%%

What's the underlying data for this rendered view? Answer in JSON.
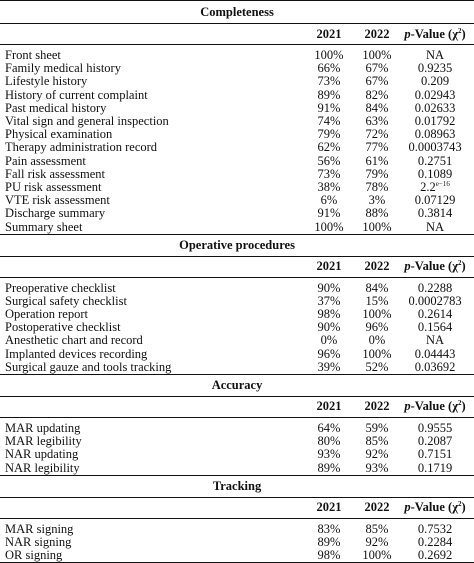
{
  "header_cols": {
    "year1": "2021",
    "year2": "2022",
    "pvalue_italic": "p",
    "pvalue_rest": "-Value (χ",
    "pvalue_sup": "2",
    "pvalue_close": ")"
  },
  "sections": [
    {
      "title": "Completeness",
      "rows": [
        {
          "label": "Front sheet",
          "y2021": "100%",
          "y2022": "100%",
          "p": "NA"
        },
        {
          "label": "Family medical history",
          "y2021": "66%",
          "y2022": "67%",
          "p": "0.9235"
        },
        {
          "label": "Lifestyle history",
          "y2021": "73%",
          "y2022": "67%",
          "p": "0.209"
        },
        {
          "label": "History of current complaint",
          "y2021": "89%",
          "y2022": "82%",
          "p": "0.02943"
        },
        {
          "label": "Past medical history",
          "y2021": "91%",
          "y2022": "84%",
          "p": "0.02633"
        },
        {
          "label": "Vital sign and general inspection",
          "y2021": "74%",
          "y2022": "63%",
          "p": "0.01792"
        },
        {
          "label": "Physical examination",
          "y2021": "79%",
          "y2022": "72%",
          "p": "0.08963"
        },
        {
          "label": "Therapy administration record",
          "y2021": "62%",
          "y2022": "77%",
          "p": "0.0003743"
        },
        {
          "label": "Pain assessment",
          "y2021": "56%",
          "y2022": "61%",
          "p": "0.2751"
        },
        {
          "label": "Fall risk assessment",
          "y2021": "73%",
          "y2022": "79%",
          "p": "0.1089"
        },
        {
          "label": "PU risk assessment",
          "y2021": "38%",
          "y2022": "78%",
          "p": "2.2",
          "p_sup": "e−16"
        },
        {
          "label": "VTE risk assessment",
          "y2021": "6%",
          "y2022": "3%",
          "p": "0.07129"
        },
        {
          "label": "Discharge summary",
          "y2021": "91%",
          "y2022": "88%",
          "p": "0.3814"
        },
        {
          "label": "Summary sheet",
          "y2021": "100%",
          "y2022": "100%",
          "p": "NA"
        }
      ]
    },
    {
      "title": "Operative procedures",
      "rows": [
        {
          "label": "Preoperative checklist",
          "y2021": "90%",
          "y2022": "84%",
          "p": "0.2288"
        },
        {
          "label": "Surgical safety checklist",
          "y2021": "37%",
          "y2022": "15%",
          "p": "0.0002783"
        },
        {
          "label": "Operation report",
          "y2021": "98%",
          "y2022": "100%",
          "p": "0.2614"
        },
        {
          "label": "Postoperative checklist",
          "y2021": "90%",
          "y2022": "96%",
          "p": "0.1564"
        },
        {
          "label": "Anesthetic chart and record",
          "y2021": "0%",
          "y2022": "0%",
          "p": "NA"
        },
        {
          "label": "Implanted devices recording",
          "y2021": "96%",
          "y2022": "100%",
          "p": "0.04443"
        },
        {
          "label": "Surgical gauze and tools tracking",
          "y2021": "39%",
          "y2022": "52%",
          "p": "0.03692"
        }
      ]
    },
    {
      "title": "Accuracy",
      "rows": [
        {
          "label": "MAR updating",
          "y2021": "64%",
          "y2022": "59%",
          "p": "0.9555"
        },
        {
          "label": "MAR legibility",
          "y2021": "80%",
          "y2022": "85%",
          "p": "0.2087"
        },
        {
          "label": "NAR updating",
          "y2021": "93%",
          "y2022": "92%",
          "p": "0.7151"
        },
        {
          "label": "NAR legibility",
          "y2021": "89%",
          "y2022": "93%",
          "p": "0.1719"
        }
      ]
    },
    {
      "title": "Tracking",
      "rows": [
        {
          "label": "MAR signing",
          "y2021": "83%",
          "y2022": "85%",
          "p": "0.7532"
        },
        {
          "label": "NAR signing",
          "y2021": "89%",
          "y2022": "92%",
          "p": "0.2284"
        },
        {
          "label": "OR signing",
          "y2021": "98%",
          "y2022": "100%",
          "p": "0.2692"
        }
      ]
    }
  ]
}
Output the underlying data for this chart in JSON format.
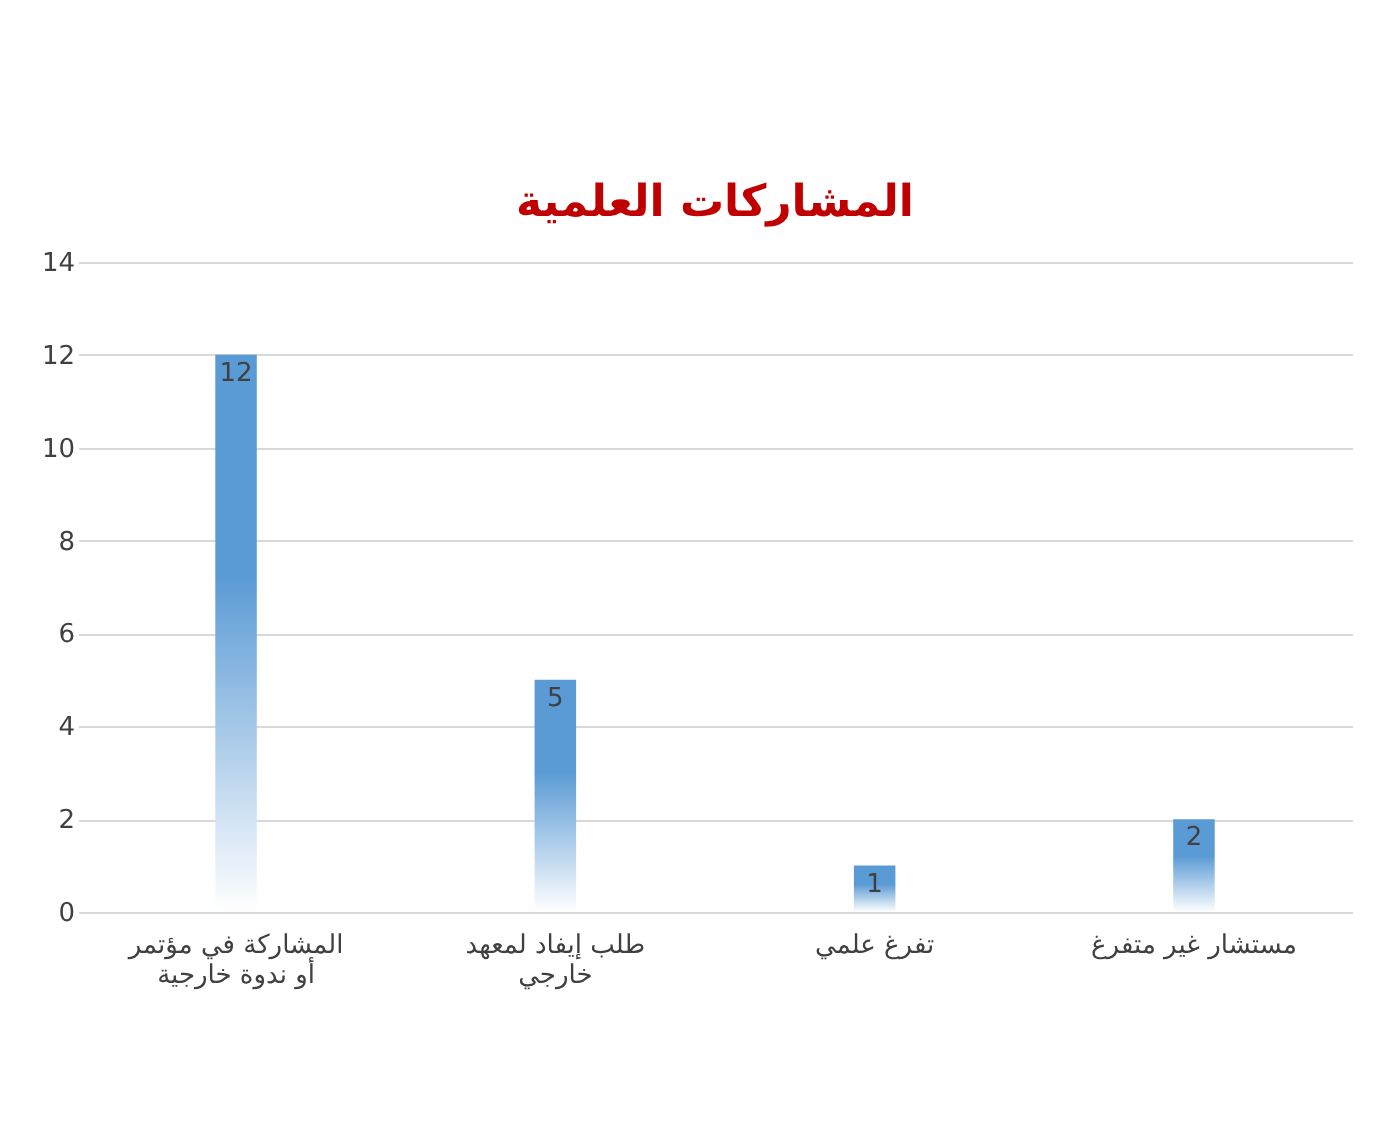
{
  "chart_data": {
    "type": "bar",
    "title": "المشاركات العلمية",
    "categories": [
      "المشاركة في مؤتمر أو ندوة خارجية",
      "طلب إيفاد لمعهد خارجي",
      "تفرغ علمي",
      "مستشار غير متفرغ"
    ],
    "values": [
      12,
      5,
      1,
      2
    ],
    "color": "#5b9bd5",
    "ylim": [
      0,
      14
    ],
    "yticks": [
      0,
      2,
      4,
      6,
      8,
      10,
      12,
      14
    ],
    "grid": "y",
    "data_labels": true
  }
}
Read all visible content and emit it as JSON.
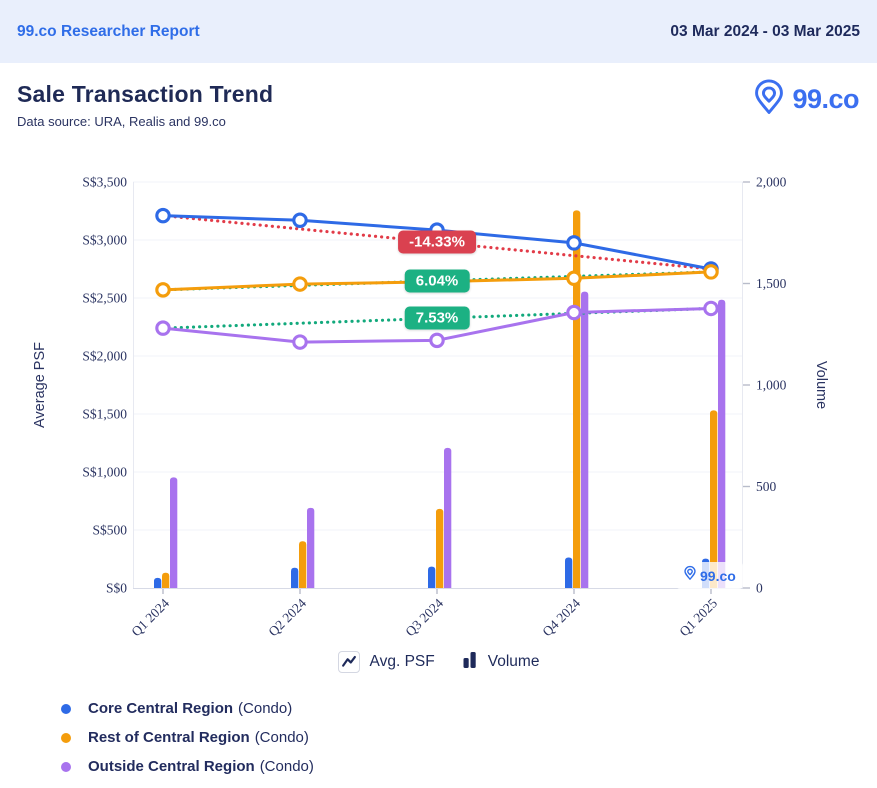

%%

» **Instructions for the task**:
Extract only the lines from the line containing "Output the underlying" through the final line of the records; keep both ends and drop every picture.

» **Answer to the exercise**:
Output the underlying data for this chart in JSON format.
{
  "chart_data": {
    "type": "bar",
    "title": "المشاركات العلمية",
    "categories": [
      "المشاركة في مؤتمر أو ندوة خارجية",
      "طلب إيفاد لمعهد خارجي",
      "تفرغ علمي",
      "مستشار غير متفرغ"
    ],
    "values": [
      12,
      5,
      1,
      2
    ],
    "color": "#5b9bd5",
    "ylim": [
      0,
      14
    ],
    "yticks": [
      0,
      2,
      4,
      6,
      8,
      10,
      12,
      14
    ],
    "grid": "y",
    "data_labels": true
  }
}
Read all visible content and emit it as JSON.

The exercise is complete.